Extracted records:
■ ■ ■

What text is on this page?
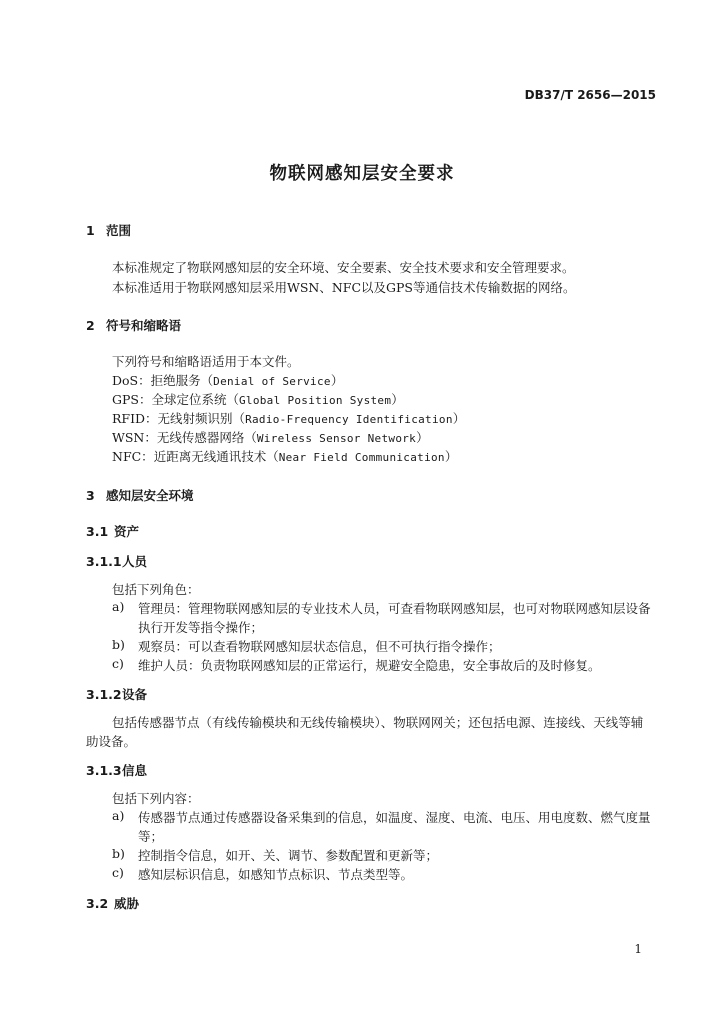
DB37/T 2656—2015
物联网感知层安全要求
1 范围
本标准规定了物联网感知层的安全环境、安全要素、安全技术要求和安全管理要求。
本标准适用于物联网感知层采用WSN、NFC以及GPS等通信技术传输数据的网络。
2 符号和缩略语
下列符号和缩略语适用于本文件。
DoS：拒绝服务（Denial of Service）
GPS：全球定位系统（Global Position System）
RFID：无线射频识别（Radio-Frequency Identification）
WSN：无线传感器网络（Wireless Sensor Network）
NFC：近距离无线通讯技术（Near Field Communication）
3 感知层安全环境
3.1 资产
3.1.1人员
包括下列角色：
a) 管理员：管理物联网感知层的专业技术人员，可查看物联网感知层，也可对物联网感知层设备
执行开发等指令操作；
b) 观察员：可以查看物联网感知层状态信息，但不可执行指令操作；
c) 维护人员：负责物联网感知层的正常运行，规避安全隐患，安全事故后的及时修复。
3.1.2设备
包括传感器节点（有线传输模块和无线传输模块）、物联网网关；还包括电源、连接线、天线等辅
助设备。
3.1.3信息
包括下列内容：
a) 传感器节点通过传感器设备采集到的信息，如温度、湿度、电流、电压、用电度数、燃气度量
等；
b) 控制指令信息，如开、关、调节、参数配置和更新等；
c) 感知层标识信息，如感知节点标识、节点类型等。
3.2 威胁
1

■ ■ ■

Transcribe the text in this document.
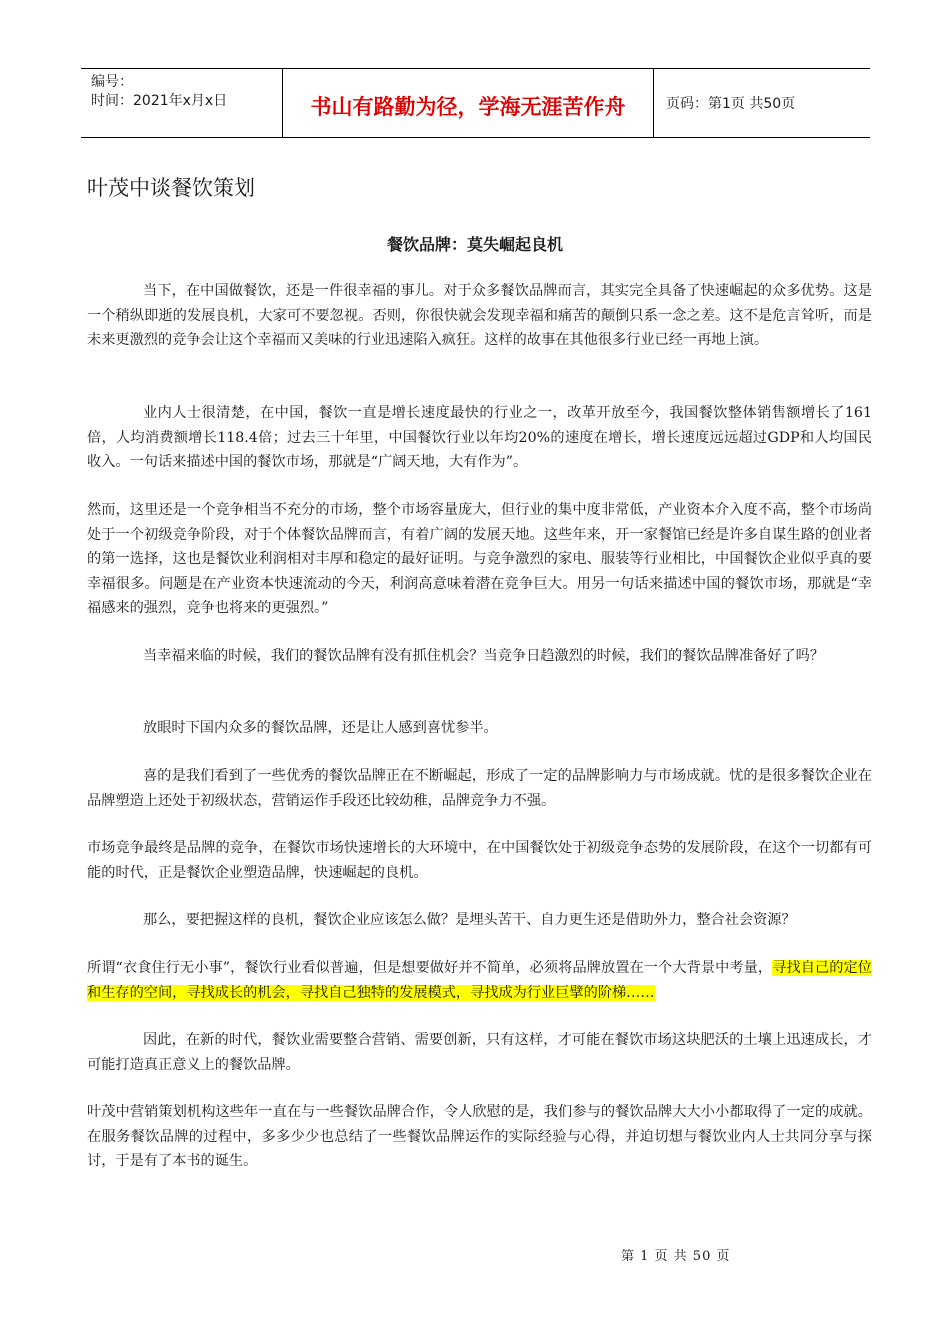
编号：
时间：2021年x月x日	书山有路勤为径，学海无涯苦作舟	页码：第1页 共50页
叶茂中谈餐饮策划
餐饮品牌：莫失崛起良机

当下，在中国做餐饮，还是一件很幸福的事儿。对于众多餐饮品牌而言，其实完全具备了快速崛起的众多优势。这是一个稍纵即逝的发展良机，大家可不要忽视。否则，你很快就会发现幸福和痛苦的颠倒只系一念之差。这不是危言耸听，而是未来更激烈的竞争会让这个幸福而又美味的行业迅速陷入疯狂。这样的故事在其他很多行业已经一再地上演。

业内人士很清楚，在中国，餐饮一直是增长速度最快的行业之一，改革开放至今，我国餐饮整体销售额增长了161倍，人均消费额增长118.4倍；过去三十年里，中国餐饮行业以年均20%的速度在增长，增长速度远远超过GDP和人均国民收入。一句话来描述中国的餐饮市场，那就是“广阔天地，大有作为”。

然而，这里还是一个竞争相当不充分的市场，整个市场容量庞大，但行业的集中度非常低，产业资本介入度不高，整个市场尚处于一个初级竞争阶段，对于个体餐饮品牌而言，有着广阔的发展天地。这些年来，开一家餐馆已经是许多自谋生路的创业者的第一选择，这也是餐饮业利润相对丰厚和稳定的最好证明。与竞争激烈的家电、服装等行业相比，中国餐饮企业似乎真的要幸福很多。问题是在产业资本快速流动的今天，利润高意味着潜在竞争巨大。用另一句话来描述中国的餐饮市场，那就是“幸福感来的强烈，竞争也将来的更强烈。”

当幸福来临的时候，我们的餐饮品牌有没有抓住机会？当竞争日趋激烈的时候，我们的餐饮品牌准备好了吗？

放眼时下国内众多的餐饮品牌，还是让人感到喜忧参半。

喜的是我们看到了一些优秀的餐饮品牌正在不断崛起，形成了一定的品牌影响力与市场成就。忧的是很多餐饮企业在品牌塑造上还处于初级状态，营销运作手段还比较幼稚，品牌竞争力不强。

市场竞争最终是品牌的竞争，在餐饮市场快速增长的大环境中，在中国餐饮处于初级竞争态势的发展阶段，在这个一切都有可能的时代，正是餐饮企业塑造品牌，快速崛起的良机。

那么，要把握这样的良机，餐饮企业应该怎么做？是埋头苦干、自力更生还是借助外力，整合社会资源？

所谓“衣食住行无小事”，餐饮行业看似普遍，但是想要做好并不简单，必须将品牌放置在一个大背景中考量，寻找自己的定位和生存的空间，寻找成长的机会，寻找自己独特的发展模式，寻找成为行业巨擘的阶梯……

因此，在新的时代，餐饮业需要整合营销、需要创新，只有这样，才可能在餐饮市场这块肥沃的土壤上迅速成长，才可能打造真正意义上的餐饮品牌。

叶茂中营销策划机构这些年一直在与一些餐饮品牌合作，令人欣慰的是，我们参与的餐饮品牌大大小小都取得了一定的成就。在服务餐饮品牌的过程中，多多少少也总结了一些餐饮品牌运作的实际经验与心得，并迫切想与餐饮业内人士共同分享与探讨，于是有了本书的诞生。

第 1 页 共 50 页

■ ■ ■

TASK TO COMPLETE: Pick out the lines that have the word "this". Copy them all.

TASK RESPONSE:
What text is on this page?
Transcribe the text in this document.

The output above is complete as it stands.